> _What you are asked to do_:
Transcribe the whole listing below without changing a word, but leave out every image.

> _Data_:
----

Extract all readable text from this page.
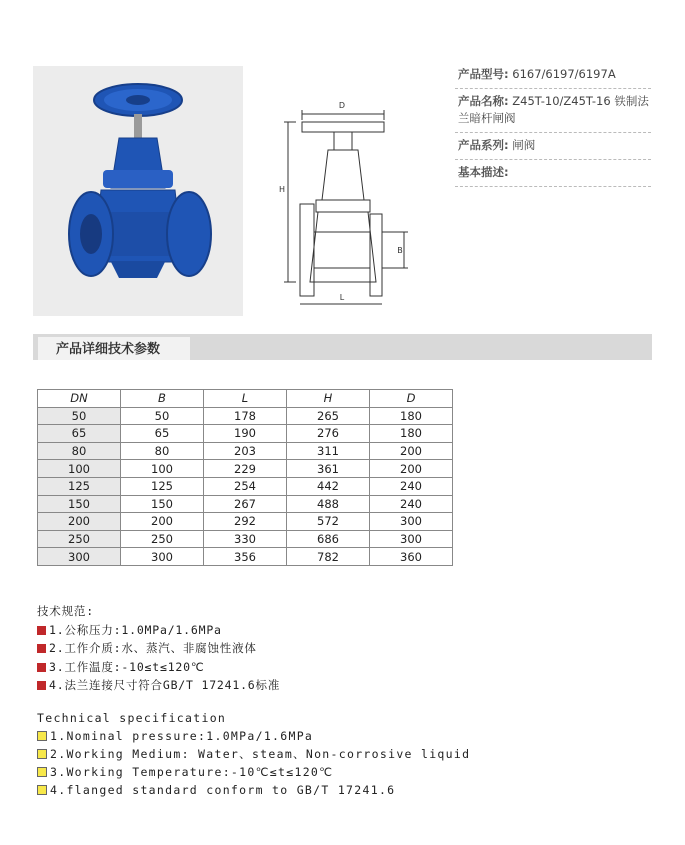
D
H
B
L
产品型号: 6167/6197/6197A
产品名称: Z45T-10/Z45T-16 铁制法兰暗杆闸阀
产品系列: 闸阀
基本描述:
产品详细技术参数
DN	B	L	H	D
50	50	178	265	180
65	65	190	276	180
80	80	203	311	200
100	100	229	361	200
125	125	254	442	240
150	150	267	488	240
200	200	292	572	300
250	250	330	686	300
300	300	356	782	360
技术规范:
1.公称压力:1.0MPa/1.6MPa
2.工作介质:水、蒸汽、非腐蚀性液体
3.工作温度:-10≤t≤120℃
4.法兰连接尺寸符合GB/T 17241.6标准
Technical specification
1.Nominal pressure:1.0MPa/1.6MPa
2.Working Medium: Water、steam、Non-corrosive liquid
3.Working Temperature:-10℃≤t≤120℃
4.flanged standard conform to GB/T 17241.6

----

> _Expected output_:
Extract all readable text from this page.
D
H
B
L
产品型号: 6167/6197/6197A
产品名称: Z45T-10/Z45T-16 铁制法兰暗杆闸阀
产品系列: 闸阀
基本描述:
产品详细技术参数
DN	B	L	H	D
50	50	178	265	180
65	65	190	276	180
80	80	203	311	200
100	100	229	361	200
125	125	254	442	240
150	150	267	488	240
200	200	292	572	300
250	250	330	686	300
300	300	356	782	360
技术规范:
1.公称压力:1.0MPa/1.6MPa
2.工作介质:水、蒸汽、非腐蚀性液体
3.工作温度:-10≤t≤120℃
4.法兰连接尺寸符合GB/T 17241.6标准
Technical specification
1.Nominal pressure:1.0MPa/1.6MPa
2.Working Medium: Water、steam、Non-corrosive liquid
3.Working Temperature:-10℃≤t≤120℃
4.flanged standard conform to GB/T 17241.6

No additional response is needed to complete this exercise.